# Part of a data file

____

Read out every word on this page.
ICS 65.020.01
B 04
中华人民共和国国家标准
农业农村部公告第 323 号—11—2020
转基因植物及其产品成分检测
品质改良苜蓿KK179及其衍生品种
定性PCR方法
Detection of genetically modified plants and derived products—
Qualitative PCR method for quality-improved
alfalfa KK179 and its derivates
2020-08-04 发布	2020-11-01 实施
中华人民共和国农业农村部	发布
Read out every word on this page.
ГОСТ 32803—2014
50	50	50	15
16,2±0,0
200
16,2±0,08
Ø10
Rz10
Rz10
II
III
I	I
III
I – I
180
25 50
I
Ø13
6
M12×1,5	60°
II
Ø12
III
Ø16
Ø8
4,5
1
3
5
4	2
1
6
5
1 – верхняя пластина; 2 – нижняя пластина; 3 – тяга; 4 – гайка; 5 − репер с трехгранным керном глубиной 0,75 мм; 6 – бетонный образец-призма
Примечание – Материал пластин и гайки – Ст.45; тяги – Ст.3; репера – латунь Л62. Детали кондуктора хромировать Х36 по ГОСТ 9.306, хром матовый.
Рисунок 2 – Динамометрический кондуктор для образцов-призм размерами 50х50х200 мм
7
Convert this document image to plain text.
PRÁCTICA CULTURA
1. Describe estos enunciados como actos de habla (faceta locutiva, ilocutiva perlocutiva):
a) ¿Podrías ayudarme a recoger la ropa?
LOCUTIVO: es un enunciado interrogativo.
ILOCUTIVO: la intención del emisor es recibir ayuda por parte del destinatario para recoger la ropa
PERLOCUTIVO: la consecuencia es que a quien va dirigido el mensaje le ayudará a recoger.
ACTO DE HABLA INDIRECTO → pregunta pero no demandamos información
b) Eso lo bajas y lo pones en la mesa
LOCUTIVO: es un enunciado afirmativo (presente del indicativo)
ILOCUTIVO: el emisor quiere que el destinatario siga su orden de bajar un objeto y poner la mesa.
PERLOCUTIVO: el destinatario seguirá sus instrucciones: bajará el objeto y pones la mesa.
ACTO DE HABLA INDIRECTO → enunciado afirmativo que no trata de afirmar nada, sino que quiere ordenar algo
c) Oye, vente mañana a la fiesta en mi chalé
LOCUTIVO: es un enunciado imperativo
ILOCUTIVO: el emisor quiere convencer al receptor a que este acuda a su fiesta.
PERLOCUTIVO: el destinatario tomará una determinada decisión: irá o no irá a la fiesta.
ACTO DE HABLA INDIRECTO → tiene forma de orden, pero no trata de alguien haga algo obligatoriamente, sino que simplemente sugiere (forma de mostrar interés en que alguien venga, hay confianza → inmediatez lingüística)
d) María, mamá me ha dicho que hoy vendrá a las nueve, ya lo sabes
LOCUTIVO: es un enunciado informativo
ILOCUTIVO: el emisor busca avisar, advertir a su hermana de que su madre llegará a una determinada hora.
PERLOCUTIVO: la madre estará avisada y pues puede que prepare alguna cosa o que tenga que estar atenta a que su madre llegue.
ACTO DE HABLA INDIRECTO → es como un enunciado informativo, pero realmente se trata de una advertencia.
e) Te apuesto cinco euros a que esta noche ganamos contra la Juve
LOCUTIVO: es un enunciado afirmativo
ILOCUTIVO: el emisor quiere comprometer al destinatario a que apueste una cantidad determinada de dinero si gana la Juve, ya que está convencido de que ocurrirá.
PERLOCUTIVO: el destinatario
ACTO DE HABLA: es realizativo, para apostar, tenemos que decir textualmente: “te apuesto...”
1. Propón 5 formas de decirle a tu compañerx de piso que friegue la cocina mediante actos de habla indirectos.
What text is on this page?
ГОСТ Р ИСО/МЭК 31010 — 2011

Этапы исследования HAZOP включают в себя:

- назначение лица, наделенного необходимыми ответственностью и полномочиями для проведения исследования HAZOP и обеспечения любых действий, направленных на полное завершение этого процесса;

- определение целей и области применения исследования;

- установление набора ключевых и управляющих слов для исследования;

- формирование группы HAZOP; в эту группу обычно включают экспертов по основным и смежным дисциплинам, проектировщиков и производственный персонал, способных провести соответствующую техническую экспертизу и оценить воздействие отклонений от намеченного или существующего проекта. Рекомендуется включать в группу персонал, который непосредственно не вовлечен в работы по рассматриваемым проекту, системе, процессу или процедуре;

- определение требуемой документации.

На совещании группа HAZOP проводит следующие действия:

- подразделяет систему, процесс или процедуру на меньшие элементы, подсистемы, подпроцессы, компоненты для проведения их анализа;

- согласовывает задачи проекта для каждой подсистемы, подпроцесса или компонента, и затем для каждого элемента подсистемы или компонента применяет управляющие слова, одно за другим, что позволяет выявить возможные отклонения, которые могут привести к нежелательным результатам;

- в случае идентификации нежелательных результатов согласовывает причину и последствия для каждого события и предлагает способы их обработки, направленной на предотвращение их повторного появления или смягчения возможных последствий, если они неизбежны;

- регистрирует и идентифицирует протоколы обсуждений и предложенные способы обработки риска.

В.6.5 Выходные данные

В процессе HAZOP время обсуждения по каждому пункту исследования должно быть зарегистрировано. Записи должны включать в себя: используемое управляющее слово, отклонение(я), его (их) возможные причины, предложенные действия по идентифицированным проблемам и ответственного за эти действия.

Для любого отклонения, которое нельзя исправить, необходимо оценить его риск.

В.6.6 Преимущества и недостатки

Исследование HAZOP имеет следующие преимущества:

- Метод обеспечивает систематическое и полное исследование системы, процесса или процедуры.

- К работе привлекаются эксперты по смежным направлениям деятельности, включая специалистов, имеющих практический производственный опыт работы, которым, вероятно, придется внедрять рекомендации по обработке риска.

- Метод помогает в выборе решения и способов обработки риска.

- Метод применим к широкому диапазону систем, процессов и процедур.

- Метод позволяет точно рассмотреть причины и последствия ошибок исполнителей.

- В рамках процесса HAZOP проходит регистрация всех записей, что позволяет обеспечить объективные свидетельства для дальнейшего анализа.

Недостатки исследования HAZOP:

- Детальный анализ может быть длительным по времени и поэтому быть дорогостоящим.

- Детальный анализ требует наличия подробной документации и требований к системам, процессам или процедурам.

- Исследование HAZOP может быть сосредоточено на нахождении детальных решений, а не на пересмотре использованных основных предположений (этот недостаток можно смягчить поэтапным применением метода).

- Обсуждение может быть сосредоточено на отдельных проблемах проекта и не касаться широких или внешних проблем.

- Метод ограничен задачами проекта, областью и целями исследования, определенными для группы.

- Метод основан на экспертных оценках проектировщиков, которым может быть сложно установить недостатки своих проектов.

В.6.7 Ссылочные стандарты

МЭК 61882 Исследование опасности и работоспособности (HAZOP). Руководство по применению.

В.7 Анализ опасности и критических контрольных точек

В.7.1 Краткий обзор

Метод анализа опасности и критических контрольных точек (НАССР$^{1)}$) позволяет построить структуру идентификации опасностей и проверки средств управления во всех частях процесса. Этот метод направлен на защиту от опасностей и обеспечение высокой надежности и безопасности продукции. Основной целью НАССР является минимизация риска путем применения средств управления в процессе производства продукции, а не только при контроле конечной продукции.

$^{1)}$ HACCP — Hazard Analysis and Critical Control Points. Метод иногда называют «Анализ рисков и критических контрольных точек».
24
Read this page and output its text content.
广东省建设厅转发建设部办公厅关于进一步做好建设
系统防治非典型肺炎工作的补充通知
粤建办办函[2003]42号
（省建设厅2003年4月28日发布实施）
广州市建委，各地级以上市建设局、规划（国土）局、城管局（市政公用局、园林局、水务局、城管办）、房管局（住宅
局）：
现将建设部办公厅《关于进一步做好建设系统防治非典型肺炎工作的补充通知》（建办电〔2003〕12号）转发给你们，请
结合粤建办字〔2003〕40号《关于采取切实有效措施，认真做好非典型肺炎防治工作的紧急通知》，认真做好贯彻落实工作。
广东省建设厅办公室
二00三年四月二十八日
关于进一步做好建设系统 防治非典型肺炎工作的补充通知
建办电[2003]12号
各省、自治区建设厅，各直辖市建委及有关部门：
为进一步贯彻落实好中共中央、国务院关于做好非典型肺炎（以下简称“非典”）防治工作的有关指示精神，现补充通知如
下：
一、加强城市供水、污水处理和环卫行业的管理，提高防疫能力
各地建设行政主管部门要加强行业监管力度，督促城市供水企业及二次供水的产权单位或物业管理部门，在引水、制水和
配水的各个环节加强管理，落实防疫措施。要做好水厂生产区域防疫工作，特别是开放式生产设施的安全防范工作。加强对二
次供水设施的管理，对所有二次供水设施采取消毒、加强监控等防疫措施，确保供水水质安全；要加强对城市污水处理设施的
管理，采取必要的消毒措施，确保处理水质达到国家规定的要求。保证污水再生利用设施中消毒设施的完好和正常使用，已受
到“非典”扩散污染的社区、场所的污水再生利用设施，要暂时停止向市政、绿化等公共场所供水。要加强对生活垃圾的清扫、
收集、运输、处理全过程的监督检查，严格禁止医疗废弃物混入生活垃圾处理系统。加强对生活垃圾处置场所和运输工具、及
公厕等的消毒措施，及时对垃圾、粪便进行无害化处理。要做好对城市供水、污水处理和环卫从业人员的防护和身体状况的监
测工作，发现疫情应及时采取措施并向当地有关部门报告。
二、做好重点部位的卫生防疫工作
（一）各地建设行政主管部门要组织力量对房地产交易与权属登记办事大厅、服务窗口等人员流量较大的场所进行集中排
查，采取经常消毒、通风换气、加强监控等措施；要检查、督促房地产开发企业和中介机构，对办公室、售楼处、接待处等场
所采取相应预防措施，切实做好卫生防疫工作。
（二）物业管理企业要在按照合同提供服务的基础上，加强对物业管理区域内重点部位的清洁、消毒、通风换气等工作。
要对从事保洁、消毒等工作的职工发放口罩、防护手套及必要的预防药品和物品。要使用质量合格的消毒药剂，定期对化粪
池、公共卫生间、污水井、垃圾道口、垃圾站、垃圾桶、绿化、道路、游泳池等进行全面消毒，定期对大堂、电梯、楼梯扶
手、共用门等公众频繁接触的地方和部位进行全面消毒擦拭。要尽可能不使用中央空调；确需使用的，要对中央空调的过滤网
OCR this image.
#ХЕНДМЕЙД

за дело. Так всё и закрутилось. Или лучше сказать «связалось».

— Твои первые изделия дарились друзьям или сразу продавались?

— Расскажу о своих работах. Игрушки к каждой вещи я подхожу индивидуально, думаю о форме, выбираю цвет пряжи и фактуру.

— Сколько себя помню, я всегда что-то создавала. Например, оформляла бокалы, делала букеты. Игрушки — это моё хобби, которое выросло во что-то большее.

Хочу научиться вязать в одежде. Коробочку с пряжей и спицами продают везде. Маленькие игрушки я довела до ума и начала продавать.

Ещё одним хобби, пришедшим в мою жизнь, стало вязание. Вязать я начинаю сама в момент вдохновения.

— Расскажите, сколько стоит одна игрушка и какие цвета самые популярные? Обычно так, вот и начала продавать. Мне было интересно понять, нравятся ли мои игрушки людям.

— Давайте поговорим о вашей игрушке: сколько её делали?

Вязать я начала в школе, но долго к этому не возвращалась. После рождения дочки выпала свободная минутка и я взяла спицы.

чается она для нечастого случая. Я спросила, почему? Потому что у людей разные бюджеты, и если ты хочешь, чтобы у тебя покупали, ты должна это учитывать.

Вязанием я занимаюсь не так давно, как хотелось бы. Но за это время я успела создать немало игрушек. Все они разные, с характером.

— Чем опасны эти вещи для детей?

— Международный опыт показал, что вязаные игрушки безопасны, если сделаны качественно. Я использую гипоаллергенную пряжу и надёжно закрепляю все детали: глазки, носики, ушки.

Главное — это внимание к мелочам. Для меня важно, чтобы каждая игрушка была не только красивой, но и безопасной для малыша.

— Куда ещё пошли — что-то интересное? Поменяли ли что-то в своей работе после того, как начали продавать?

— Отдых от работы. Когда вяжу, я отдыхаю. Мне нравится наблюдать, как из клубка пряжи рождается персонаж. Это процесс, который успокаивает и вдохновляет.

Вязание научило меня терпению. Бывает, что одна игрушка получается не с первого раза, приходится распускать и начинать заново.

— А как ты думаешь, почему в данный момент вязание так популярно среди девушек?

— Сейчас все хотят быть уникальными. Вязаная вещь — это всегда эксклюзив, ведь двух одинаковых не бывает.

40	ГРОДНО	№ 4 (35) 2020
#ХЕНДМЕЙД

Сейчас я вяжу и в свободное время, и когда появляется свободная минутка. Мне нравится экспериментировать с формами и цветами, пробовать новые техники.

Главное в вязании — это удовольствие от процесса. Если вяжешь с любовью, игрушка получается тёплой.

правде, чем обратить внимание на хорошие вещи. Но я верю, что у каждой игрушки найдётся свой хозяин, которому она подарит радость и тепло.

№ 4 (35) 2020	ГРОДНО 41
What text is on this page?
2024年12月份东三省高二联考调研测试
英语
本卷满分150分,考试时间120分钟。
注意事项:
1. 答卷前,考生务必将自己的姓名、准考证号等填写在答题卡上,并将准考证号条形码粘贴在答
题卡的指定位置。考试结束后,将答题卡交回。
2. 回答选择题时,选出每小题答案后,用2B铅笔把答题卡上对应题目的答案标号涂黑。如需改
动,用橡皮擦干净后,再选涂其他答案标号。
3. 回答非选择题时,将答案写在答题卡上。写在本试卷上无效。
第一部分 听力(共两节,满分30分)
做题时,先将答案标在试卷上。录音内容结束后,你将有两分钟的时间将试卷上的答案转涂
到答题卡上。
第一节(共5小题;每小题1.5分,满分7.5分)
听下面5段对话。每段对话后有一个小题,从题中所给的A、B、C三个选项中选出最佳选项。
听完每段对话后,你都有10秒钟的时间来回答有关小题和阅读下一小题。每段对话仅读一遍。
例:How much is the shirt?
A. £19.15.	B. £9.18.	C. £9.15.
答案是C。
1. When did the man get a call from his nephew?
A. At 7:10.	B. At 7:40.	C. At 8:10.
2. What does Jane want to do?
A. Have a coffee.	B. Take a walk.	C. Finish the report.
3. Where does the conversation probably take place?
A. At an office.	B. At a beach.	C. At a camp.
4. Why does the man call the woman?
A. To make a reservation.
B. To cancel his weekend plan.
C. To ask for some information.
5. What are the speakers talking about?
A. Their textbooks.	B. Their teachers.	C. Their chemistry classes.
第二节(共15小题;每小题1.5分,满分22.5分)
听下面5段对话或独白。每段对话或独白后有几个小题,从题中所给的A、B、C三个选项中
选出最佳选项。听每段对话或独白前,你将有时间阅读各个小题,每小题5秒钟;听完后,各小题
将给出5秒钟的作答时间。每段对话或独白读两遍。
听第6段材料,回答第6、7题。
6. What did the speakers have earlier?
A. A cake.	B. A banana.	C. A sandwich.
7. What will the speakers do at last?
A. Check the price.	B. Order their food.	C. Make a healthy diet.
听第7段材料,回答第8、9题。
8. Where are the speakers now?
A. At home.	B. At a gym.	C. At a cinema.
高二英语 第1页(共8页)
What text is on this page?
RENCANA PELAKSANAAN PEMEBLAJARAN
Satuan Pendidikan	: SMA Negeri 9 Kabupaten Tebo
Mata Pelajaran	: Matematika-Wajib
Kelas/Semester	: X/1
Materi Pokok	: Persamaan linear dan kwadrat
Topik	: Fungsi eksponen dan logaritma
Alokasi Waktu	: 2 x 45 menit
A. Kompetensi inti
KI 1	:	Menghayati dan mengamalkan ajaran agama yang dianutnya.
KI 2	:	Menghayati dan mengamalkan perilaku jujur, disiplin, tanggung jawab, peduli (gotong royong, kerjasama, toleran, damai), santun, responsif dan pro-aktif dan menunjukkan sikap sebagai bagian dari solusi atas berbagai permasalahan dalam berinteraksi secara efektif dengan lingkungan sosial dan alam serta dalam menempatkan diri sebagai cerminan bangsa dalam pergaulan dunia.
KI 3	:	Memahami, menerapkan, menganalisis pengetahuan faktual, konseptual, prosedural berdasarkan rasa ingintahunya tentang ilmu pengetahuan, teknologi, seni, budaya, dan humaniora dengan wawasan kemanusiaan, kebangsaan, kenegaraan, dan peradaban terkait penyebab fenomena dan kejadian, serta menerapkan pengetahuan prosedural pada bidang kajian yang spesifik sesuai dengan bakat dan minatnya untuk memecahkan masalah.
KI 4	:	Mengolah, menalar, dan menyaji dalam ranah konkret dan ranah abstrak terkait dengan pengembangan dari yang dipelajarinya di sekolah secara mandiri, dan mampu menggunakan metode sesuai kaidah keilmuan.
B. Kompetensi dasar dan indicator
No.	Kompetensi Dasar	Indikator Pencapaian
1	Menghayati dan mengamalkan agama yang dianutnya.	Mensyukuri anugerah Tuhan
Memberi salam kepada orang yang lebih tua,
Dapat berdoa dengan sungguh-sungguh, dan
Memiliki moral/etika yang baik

____

Which lines above hold the word "производственный"? Copy each of them.

- формирование группы HAZOP; в эту группу обычно включают экспертов по основным и смежным дисциплинам, проектировщиков и производственный персонал, способных провести соответствующую техническую экспертизу и оценить воздействие отклонений от намеченного или существующего проекта. Рекомендуется включать в группу персонал, который непосредственно не вовлечен в работы по рассматриваемым проекту, системе, процессу или процедуре;
- К работе привлекаются эксперты по смежным направлениям деятельности, включая специалистов, имеющих практический производственный опыт работы, которым, вероятно, придется внедрять рекомендации по обработке риска.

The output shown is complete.